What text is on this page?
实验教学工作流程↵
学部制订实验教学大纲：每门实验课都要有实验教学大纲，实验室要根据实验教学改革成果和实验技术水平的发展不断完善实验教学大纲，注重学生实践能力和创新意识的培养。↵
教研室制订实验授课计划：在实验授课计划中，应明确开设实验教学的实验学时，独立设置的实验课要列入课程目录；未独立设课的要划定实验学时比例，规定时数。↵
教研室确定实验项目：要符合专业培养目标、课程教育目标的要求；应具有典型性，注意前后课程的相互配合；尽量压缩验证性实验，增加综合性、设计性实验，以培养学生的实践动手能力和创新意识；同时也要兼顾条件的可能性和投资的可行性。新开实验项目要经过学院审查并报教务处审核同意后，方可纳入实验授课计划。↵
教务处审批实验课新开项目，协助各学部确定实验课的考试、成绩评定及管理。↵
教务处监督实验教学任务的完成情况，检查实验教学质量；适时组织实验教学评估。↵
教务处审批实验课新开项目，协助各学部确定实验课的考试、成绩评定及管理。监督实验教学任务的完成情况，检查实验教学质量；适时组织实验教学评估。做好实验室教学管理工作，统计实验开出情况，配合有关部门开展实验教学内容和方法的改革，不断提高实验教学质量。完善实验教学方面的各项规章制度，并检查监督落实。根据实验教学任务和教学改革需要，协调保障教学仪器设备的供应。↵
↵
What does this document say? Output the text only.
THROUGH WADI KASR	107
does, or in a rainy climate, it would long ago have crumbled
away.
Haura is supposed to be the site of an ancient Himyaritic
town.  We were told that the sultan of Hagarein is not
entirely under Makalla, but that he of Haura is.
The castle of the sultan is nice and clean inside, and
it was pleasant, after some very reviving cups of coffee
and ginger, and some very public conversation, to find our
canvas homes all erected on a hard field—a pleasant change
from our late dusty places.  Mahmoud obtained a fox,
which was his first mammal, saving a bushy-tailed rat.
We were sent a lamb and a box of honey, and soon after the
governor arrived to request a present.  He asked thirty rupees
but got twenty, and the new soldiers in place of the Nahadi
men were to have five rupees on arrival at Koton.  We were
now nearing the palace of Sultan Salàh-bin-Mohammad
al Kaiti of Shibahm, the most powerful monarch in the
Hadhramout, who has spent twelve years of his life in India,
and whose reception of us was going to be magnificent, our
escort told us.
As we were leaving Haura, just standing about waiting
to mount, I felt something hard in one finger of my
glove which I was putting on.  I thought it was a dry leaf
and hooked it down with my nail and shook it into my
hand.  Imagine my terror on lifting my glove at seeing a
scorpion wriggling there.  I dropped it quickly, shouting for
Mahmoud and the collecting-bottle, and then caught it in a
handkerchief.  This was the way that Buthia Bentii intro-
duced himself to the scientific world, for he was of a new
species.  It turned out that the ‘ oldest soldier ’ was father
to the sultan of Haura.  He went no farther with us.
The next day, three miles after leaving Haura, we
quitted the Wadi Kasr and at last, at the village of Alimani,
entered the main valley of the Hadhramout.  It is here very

■ **Given task**
Using the records above, list each line that includes "with".

■ **Reply to the exercise**
and hooked it down with my nail and shook it into my
to the sultan of Haura.  He went no farther with us.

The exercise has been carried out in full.